*** DATA PROVIDED ***
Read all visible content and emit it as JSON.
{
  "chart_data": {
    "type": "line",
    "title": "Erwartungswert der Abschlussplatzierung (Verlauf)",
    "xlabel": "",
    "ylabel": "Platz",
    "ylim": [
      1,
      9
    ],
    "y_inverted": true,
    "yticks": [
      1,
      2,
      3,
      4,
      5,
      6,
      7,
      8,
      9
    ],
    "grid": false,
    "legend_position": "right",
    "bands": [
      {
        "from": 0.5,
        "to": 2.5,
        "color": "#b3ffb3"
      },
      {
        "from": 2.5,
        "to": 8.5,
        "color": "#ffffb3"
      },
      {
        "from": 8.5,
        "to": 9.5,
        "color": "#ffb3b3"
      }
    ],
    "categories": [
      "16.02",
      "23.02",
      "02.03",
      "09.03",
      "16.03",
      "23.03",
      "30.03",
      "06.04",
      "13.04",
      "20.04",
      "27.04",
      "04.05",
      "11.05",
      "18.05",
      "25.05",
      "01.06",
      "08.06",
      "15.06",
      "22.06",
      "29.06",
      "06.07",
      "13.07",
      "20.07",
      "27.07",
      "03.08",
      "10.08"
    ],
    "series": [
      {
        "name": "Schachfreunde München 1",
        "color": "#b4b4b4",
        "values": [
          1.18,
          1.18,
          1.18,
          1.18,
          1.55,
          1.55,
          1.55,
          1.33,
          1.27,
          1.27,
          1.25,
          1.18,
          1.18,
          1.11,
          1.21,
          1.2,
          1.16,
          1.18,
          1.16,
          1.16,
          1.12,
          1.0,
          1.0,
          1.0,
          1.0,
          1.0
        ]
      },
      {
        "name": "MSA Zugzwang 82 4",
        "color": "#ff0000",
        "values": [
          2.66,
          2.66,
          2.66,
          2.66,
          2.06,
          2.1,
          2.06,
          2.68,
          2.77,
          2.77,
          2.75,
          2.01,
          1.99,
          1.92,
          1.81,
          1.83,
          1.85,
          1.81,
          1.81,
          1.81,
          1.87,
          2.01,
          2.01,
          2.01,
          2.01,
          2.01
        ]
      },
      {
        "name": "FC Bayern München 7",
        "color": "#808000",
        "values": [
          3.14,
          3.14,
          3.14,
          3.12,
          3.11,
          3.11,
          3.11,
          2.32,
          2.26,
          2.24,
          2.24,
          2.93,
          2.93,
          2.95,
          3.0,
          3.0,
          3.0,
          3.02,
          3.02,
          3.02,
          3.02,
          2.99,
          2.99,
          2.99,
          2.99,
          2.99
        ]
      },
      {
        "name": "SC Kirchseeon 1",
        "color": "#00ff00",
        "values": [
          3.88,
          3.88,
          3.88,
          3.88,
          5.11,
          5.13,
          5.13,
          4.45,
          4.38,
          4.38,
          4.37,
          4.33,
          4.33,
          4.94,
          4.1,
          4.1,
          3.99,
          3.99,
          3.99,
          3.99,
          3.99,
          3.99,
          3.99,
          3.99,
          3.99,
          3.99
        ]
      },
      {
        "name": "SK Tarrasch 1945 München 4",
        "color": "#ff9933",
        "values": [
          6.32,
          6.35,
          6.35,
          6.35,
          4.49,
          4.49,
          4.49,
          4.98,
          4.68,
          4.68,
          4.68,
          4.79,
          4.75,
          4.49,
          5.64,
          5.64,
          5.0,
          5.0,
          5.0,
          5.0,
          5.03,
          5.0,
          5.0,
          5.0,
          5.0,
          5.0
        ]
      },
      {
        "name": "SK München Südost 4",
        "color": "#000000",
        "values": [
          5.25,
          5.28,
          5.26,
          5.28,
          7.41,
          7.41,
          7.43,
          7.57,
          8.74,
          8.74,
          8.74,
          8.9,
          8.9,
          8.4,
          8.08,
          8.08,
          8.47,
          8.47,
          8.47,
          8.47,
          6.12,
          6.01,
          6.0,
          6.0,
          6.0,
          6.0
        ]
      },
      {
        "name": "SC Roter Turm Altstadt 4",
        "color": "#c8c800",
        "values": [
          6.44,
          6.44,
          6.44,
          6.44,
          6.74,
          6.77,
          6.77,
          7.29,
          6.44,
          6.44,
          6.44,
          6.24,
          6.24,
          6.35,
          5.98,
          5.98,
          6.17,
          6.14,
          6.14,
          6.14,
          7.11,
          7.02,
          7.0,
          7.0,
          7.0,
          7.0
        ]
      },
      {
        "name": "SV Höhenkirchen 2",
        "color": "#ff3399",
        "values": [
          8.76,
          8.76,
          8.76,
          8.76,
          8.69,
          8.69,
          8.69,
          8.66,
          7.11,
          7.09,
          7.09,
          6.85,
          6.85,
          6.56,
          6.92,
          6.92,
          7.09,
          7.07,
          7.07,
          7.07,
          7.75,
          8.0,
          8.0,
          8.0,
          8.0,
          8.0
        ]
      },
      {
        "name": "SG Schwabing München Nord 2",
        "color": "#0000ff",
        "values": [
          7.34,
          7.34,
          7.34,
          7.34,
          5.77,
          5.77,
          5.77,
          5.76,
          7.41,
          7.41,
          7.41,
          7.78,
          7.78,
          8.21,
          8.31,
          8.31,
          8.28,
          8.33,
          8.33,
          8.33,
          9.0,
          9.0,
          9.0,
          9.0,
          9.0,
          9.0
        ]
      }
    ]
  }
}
***
EXERCISE BRIEF:
Reproduce the entire listing word for word.

FINISHED ANSWER:
Read all visible content and emit it as JSON.
{
  "chart_data": {
    "type": "line",
    "title": "Erwartungswert der Abschlussplatzierung (Verlauf)",
    "xlabel": "",
    "ylabel": "Platz",
    "ylim": [
      1,
      9
    ],
    "y_inverted": true,
    "yticks": [
      1,
      2,
      3,
      4,
      5,
      6,
      7,
      8,
      9
    ],
    "grid": false,
    "legend_position": "right",
    "bands": [
      {
        "from": 0.5,
        "to": 2.5,
        "color": "#b3ffb3"
      },
      {
        "from": 2.5,
        "to": 8.5,
        "color": "#ffffb3"
      },
      {
        "from": 8.5,
        "to": 9.5,
        "color": "#ffb3b3"
      }
    ],
    "categories": [
      "16.02",
      "23.02",
      "02.03",
      "09.03",
      "16.03",
      "23.03",
      "30.03",
      "06.04",
      "13.04",
      "20.04",
      "27.04",
      "04.05",
      "11.05",
      "18.05",
      "25.05",
      "01.06",
      "08.06",
      "15.06",
      "22.06",
      "29.06",
      "06.07",
      "13.07",
      "20.07",
      "27.07",
      "03.08",
      "10.08"
    ],
    "series": [
      {
        "name": "Schachfreunde München 1",
        "color": "#b4b4b4",
        "values": [
          1.18,
          1.18,
          1.18,
          1.18,
          1.55,
          1.55,
          1.55,
          1.33,
          1.27,
          1.27,
          1.25,
          1.18,
          1.18,
          1.11,
          1.21,
          1.2,
          1.16,
          1.18,
          1.16,
          1.16,
          1.12,
          1.0,
          1.0,
          1.0,
          1.0,
          1.0
        ]
      },
      {
        "name": "MSA Zugzwang 82 4",
        "color": "#ff0000",
        "values": [
          2.66,
          2.66,
          2.66,
          2.66,
          2.06,
          2.1,
          2.06,
          2.68,
          2.77,
          2.77,
          2.75,
          2.01,
          1.99,
          1.92,
          1.81,
          1.83,
          1.85,
          1.81,
          1.81,
          1.81,
          1.87,
          2.01,
          2.01,
          2.01,
          2.01,
          2.01
        ]
      },
      {
        "name": "FC Bayern München 7",
        "color": "#808000",
        "values": [
          3.14,
          3.14,
          3.14,
          3.12,
          3.11,
          3.11,
          3.11,
          2.32,
          2.26,
          2.24,
          2.24,
          2.93,
          2.93,
          2.95,
          3.0,
          3.0,
          3.0,
          3.02,
          3.02,
          3.02,
          3.02,
          2.99,
          2.99,
          2.99,
          2.99,
          2.99
        ]
      },
      {
        "name": "SC Kirchseeon 1",
        "color": "#00ff00",
        "values": [
          3.88,
          3.88,
          3.88,
          3.88,
          5.11,
          5.13,
          5.13,
          4.45,
          4.38,
          4.38,
          4.37,
          4.33,
          4.33,
          4.94,
          4.1,
          4.1,
          3.99,
          3.99,
          3.99,
          3.99,
          3.99,
          3.99,
          3.99,
          3.99,
          3.99,
          3.99
        ]
      },
      {
        "name": "SK Tarrasch 1945 München 4",
        "color": "#ff9933",
        "values": [
          6.32,
          6.35,
          6.35,
          6.35,
          4.49,
          4.49,
          4.49,
          4.98,
          4.68,
          4.68,
          4.68,
          4.79,
          4.75,
          4.49,
          5.64,
          5.64,
          5.0,
          5.0,
          5.0,
          5.0,
          5.03,
          5.0,
          5.0,
          5.0,
          5.0,
          5.0
        ]
      },
      {
        "name": "SK München Südost 4",
        "color": "#000000",
        "values": [
          5.25,
          5.28,
          5.26,
          5.28,
          7.41,
          7.41,
          7.43,
          7.57,
          8.74,
          8.74,
          8.74,
          8.9,
          8.9,
          8.4,
          8.08,
          8.08,
          8.47,
          8.47,
          8.47,
          8.47,
          6.12,
          6.01,
          6.0,
          6.0,
          6.0,
          6.0
        ]
      },
      {
        "name": "SC Roter Turm Altstadt 4",
        "color": "#c8c800",
        "values": [
          6.44,
          6.44,
          6.44,
          6.44,
          6.74,
          6.77,
          6.77,
          7.29,
          6.44,
          6.44,
          6.44,
          6.24,
          6.24,
          6.35,
          5.98,
          5.98,
          6.17,
          6.14,
          6.14,
          6.14,
          7.11,
          7.02,
          7.0,
          7.0,
          7.0,
          7.0
        ]
      },
      {
        "name": "SV Höhenkirchen 2",
        "color": "#ff3399",
        "values": [
          8.76,
          8.76,
          8.76,
          8.76,
          8.69,
          8.69,
          8.69,
          8.66,
          7.11,
          7.09,
          7.09,
          6.85,
          6.85,
          6.56,
          6.92,
          6.92,
          7.09,
          7.07,
          7.07,
          7.07,
          7.75,
          8.0,
          8.0,
          8.0,
          8.0,
          8.0
        ]
      },
      {
        "name": "SG Schwabing München Nord 2",
        "color": "#0000ff",
        "values": [
          7.34,
          7.34,
          7.34,
          7.34,
          5.77,
          5.77,
          5.77,
          5.76,
          7.41,
          7.41,
          7.41,
          7.78,
          7.78,
          8.21,
          8.31,
          8.31,
          8.28,
          8.33,
          8.33,
          8.33,
          9.0,
          9.0,
          9.0,
          9.0,
          9.0,
          9.0
        ]
      }
    ]
  }
}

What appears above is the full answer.